# [SET TASK]
Below are the records. Gather each line that holds "JSON".

>> BEGIN PROVIDED DATA

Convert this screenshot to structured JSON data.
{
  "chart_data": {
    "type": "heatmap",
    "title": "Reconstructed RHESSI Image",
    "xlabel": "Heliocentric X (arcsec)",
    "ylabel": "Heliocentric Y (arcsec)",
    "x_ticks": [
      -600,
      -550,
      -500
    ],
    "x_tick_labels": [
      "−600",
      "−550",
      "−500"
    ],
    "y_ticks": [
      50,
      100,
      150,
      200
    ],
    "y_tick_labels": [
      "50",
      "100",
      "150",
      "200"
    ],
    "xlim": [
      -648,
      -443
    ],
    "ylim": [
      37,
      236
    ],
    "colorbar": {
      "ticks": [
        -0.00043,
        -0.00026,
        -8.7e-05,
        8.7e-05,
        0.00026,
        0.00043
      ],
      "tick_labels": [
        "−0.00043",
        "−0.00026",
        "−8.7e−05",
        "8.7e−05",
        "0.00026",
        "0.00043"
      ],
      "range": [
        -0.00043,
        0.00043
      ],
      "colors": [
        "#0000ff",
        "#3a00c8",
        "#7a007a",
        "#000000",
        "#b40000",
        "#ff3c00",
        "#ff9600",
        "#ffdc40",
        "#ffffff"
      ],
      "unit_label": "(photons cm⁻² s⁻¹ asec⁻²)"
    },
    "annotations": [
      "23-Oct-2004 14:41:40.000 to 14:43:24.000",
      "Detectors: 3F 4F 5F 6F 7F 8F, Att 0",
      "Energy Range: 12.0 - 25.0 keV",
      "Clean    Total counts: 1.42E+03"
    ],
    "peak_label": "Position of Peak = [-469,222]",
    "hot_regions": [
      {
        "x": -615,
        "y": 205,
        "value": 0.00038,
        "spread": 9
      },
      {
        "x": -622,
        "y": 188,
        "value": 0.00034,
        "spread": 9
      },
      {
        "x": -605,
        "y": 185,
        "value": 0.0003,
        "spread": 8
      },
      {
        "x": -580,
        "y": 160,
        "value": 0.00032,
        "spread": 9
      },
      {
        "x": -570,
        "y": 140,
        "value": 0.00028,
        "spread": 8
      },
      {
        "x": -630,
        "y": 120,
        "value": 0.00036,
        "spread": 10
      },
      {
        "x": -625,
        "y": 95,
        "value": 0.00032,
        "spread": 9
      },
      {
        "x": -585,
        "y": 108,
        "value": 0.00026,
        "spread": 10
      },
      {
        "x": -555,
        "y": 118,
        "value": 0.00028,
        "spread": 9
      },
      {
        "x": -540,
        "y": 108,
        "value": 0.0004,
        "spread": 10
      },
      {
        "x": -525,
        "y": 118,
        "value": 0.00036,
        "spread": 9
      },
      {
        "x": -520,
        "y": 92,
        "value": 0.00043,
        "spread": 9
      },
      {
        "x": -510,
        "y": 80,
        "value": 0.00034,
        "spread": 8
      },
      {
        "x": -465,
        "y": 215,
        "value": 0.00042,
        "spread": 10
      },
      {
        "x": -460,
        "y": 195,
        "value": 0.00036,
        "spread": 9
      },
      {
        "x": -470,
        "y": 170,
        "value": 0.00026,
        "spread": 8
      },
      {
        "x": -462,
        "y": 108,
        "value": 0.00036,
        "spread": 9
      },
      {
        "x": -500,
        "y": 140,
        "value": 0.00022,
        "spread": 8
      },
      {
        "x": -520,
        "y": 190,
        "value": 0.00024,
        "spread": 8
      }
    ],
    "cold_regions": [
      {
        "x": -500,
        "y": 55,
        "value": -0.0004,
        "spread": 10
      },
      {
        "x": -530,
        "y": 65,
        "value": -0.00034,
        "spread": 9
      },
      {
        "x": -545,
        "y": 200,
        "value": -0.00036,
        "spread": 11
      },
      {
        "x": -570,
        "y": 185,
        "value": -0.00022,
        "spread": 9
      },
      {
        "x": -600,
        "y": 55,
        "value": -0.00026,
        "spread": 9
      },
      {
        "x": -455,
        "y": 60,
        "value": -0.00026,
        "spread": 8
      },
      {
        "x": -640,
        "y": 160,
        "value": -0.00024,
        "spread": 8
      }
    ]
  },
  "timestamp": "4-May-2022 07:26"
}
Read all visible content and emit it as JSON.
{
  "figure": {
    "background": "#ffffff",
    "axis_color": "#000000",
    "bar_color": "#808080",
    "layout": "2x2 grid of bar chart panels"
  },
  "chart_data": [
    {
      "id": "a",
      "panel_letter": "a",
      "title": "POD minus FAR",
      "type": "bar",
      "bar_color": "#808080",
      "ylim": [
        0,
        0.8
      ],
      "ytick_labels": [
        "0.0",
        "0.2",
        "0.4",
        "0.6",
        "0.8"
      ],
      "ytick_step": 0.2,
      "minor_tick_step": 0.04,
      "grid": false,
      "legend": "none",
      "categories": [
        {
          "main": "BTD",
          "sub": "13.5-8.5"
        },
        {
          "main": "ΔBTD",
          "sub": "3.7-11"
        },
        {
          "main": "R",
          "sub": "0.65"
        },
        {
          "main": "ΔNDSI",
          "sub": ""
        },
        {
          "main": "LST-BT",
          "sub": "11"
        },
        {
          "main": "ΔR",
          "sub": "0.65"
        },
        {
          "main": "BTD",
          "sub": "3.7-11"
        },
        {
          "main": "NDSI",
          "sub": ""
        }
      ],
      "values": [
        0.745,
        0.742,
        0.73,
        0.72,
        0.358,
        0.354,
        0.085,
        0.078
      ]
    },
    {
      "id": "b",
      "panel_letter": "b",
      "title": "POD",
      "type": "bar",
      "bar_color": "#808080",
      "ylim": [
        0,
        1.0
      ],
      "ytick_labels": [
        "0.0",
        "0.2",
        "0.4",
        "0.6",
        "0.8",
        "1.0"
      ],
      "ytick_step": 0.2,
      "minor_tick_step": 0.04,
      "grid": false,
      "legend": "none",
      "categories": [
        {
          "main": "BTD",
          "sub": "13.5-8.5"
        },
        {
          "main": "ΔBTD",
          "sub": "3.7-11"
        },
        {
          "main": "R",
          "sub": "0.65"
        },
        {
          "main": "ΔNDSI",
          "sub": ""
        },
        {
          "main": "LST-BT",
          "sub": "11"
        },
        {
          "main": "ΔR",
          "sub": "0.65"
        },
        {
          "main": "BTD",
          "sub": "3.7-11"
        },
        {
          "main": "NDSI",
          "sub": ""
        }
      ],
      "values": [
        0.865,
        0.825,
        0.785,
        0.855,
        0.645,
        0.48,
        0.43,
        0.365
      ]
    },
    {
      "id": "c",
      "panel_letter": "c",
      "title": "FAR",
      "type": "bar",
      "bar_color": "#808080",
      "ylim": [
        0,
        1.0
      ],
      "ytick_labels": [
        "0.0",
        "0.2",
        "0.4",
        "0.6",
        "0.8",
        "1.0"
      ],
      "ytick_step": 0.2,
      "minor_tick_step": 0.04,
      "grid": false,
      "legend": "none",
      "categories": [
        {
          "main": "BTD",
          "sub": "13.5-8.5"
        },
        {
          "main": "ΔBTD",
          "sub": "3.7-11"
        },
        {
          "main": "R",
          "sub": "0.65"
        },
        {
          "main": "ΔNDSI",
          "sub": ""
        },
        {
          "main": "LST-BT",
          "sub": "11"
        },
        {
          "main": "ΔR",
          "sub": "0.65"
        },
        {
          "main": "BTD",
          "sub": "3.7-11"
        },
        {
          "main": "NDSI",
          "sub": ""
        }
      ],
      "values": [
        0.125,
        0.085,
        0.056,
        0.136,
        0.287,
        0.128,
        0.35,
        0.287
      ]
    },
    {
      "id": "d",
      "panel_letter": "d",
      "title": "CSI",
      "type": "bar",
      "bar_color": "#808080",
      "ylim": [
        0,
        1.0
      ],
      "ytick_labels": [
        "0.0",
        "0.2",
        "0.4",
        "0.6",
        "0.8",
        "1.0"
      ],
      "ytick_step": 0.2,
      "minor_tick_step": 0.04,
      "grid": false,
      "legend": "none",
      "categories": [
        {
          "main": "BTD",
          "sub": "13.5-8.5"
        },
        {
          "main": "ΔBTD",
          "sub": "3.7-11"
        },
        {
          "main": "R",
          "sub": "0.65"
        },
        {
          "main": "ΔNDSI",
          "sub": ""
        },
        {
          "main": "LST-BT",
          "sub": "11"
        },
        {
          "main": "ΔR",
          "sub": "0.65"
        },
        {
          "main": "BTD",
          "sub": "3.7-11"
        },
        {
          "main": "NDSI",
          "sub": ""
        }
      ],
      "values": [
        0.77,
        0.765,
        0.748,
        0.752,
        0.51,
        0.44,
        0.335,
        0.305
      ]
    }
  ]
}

>> END PROVIDED DATA

# [RESULT FOR THIS EXERCISE]
Convert this screenshot to structured JSON data.
Read all visible content and emit it as JSON.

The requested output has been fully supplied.